*** Data shown ***

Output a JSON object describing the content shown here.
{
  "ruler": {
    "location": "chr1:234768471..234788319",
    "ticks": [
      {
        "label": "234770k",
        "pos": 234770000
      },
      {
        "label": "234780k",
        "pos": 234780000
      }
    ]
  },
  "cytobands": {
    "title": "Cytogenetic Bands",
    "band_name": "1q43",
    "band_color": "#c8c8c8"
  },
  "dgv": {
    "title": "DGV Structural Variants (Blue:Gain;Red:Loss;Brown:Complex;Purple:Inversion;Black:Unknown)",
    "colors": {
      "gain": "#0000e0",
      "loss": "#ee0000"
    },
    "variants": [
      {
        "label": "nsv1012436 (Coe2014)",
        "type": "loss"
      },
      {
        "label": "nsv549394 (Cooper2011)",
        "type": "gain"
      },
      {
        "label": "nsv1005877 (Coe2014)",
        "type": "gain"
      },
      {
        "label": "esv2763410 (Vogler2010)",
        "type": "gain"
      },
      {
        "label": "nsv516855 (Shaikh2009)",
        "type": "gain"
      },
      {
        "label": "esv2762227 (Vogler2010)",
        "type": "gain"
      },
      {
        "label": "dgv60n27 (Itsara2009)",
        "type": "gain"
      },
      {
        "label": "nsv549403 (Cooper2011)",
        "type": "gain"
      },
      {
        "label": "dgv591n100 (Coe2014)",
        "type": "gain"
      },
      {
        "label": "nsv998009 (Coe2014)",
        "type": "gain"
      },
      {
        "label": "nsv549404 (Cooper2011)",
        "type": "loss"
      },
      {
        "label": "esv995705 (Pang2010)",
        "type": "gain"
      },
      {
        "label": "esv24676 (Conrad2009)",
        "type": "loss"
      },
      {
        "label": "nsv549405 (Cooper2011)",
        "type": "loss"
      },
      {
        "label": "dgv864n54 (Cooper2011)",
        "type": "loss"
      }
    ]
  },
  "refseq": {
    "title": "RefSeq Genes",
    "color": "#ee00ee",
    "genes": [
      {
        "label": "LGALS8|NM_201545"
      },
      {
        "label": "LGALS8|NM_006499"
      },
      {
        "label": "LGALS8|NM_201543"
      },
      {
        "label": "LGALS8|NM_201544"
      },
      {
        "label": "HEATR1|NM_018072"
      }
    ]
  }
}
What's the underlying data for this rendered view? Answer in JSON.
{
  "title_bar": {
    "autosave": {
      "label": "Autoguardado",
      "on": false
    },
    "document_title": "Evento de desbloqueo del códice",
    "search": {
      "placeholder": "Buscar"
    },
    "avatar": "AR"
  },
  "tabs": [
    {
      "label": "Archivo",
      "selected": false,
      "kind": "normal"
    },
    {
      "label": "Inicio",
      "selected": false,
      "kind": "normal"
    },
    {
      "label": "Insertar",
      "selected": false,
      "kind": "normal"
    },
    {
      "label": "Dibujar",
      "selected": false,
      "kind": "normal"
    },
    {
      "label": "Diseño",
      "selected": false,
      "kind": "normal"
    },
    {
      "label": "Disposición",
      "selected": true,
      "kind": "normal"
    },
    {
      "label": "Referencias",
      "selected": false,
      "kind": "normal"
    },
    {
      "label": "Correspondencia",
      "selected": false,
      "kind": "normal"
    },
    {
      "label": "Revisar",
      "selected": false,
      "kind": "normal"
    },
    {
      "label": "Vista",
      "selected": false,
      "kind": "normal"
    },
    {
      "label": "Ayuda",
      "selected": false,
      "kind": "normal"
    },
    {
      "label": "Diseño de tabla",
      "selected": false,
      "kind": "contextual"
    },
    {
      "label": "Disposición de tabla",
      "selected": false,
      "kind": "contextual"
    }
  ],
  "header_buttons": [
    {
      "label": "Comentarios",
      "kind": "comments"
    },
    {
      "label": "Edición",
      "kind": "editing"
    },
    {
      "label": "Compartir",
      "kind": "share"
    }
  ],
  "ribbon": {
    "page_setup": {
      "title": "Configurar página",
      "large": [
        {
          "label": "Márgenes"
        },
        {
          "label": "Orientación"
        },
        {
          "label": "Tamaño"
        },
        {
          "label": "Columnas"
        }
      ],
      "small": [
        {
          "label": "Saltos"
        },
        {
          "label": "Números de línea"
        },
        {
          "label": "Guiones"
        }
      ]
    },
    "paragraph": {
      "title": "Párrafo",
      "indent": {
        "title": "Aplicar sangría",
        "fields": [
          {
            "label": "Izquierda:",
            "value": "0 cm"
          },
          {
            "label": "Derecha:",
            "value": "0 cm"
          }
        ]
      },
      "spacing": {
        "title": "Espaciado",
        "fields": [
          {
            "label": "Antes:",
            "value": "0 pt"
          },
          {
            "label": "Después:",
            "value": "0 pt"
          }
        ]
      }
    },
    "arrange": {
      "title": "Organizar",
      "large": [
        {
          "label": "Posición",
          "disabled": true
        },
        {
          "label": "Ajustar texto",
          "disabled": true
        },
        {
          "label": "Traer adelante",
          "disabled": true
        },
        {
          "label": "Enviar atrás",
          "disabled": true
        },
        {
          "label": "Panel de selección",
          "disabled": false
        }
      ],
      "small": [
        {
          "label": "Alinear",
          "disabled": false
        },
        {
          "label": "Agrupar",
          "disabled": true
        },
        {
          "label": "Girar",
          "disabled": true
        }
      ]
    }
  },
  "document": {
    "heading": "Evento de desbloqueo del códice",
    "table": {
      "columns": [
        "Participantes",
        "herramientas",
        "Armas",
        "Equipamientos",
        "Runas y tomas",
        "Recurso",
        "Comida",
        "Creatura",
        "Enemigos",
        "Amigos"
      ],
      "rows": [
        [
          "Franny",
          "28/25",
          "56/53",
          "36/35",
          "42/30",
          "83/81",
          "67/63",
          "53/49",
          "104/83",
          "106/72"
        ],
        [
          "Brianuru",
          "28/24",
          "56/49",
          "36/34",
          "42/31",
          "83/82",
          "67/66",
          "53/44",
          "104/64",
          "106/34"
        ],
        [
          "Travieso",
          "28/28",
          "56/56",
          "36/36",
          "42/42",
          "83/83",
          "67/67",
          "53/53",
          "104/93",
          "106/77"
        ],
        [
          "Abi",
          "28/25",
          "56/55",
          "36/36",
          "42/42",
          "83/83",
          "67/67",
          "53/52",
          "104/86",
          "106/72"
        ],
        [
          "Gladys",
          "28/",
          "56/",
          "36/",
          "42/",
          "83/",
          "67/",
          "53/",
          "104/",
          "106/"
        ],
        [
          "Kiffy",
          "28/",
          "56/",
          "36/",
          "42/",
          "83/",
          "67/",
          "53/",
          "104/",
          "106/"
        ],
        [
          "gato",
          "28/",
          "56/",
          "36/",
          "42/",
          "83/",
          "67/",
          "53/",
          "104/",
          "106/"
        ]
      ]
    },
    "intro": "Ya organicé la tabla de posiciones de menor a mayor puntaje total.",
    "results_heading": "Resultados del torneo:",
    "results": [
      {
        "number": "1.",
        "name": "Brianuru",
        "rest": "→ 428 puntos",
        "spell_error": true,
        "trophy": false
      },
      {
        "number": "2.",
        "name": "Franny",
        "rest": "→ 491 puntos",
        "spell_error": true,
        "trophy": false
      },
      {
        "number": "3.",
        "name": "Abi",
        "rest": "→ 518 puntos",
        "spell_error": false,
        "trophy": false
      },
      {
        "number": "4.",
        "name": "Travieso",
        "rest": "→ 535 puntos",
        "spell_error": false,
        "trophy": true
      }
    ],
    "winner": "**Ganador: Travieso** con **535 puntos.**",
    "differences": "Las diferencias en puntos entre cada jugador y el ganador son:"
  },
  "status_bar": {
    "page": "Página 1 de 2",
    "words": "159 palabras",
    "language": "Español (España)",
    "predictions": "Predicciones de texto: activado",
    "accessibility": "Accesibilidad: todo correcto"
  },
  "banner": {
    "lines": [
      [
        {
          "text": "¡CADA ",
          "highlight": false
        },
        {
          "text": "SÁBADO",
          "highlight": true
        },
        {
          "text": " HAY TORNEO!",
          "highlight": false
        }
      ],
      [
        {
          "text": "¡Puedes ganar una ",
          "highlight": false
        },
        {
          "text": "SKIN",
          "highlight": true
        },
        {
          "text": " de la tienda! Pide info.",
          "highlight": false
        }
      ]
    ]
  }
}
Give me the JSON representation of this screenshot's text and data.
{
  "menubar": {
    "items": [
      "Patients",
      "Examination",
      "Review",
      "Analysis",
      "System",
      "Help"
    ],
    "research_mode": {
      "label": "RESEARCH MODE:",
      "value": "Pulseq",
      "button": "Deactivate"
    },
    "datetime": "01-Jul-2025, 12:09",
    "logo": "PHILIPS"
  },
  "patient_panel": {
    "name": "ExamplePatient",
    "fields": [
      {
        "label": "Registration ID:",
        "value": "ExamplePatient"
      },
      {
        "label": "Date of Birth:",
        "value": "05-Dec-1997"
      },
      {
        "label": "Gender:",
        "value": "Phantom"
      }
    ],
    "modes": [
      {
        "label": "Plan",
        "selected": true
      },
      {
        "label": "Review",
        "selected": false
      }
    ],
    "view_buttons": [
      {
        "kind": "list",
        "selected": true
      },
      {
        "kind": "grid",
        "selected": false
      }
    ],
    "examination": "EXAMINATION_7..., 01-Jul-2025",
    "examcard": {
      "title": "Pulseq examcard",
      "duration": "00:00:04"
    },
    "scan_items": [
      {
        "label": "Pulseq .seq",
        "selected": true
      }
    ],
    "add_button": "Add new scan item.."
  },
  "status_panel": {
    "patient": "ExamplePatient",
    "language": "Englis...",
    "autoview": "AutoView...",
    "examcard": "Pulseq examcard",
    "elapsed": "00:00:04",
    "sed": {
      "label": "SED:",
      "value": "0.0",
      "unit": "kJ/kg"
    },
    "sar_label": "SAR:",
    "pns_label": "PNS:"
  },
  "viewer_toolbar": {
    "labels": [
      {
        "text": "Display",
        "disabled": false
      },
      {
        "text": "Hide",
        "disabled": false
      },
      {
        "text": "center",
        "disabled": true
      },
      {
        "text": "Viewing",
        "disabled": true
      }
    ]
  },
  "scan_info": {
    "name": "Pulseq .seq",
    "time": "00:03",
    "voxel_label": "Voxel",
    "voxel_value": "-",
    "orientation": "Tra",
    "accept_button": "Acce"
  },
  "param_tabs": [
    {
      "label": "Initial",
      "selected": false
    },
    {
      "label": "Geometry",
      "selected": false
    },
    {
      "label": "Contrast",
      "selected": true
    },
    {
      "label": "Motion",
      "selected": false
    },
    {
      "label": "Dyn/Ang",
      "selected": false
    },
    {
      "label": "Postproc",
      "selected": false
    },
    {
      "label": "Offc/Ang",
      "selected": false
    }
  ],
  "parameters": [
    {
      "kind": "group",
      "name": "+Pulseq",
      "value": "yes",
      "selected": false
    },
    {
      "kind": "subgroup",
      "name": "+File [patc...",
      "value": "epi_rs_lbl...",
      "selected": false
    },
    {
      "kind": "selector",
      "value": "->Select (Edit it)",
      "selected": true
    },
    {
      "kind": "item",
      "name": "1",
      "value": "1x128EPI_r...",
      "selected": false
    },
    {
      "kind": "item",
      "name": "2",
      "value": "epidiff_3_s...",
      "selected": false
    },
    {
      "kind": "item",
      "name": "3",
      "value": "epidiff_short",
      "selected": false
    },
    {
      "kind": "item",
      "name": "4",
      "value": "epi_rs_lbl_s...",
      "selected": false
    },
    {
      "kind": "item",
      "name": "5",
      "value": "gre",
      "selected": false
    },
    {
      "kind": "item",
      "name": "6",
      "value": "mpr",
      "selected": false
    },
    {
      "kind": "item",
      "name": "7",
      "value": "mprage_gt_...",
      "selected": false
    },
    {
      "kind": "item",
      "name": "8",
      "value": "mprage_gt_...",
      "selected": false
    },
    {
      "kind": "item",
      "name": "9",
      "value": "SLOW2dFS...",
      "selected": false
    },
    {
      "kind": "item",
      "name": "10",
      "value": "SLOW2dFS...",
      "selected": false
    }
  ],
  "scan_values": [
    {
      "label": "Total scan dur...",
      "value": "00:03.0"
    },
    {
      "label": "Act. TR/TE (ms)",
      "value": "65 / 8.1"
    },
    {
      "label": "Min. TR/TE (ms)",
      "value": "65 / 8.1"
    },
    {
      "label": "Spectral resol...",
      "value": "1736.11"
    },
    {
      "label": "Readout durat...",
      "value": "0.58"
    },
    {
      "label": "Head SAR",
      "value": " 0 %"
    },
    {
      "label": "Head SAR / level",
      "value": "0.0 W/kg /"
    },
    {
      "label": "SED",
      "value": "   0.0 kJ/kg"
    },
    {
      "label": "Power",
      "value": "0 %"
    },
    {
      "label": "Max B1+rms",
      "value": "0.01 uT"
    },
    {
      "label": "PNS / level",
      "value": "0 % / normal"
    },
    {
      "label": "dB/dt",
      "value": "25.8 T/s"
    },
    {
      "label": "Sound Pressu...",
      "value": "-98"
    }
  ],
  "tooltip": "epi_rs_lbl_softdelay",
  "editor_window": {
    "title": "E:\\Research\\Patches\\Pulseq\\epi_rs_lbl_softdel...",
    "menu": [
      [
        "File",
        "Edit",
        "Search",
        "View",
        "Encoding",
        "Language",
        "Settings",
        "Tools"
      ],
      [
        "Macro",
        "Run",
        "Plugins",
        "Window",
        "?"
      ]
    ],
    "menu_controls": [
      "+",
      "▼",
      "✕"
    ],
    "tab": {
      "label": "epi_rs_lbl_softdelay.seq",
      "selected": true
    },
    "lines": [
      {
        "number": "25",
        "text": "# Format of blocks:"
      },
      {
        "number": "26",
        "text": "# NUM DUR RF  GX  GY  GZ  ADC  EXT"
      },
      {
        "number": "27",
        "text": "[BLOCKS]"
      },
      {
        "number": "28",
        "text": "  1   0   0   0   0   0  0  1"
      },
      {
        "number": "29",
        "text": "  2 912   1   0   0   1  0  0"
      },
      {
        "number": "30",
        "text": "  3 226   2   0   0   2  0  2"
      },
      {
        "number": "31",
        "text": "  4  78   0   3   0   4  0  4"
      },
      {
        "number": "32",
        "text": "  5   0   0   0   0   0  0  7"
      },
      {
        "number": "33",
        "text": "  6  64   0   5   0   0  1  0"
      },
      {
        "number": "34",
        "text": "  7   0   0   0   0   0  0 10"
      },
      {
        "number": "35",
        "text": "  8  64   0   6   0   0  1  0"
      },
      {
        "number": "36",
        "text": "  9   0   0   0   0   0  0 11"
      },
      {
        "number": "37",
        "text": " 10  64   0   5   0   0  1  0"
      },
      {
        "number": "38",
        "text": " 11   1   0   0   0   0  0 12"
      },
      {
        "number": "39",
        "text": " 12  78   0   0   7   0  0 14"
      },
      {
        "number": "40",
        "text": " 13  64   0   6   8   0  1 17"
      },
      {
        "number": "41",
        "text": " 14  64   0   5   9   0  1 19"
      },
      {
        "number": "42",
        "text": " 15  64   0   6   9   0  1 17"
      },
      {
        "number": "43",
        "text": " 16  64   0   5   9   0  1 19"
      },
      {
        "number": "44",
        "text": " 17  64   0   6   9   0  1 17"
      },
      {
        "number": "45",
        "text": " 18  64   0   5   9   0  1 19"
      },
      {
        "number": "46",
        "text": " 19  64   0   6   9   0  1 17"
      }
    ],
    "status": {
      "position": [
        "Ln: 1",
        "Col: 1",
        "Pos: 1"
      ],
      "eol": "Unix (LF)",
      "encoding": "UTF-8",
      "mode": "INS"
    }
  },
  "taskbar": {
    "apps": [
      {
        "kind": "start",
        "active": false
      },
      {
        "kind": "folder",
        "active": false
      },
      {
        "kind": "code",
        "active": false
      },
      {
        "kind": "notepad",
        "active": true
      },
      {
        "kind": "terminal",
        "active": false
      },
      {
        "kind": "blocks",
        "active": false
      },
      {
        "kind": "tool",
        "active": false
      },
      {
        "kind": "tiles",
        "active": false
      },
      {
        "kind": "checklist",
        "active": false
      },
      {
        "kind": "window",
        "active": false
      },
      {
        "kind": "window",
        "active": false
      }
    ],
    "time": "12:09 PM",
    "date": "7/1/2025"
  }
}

*** End of Data shown ***

List each line of the entries that holds the string "level".

      "label": "Head SAR / level",
      "label": "PNS / level",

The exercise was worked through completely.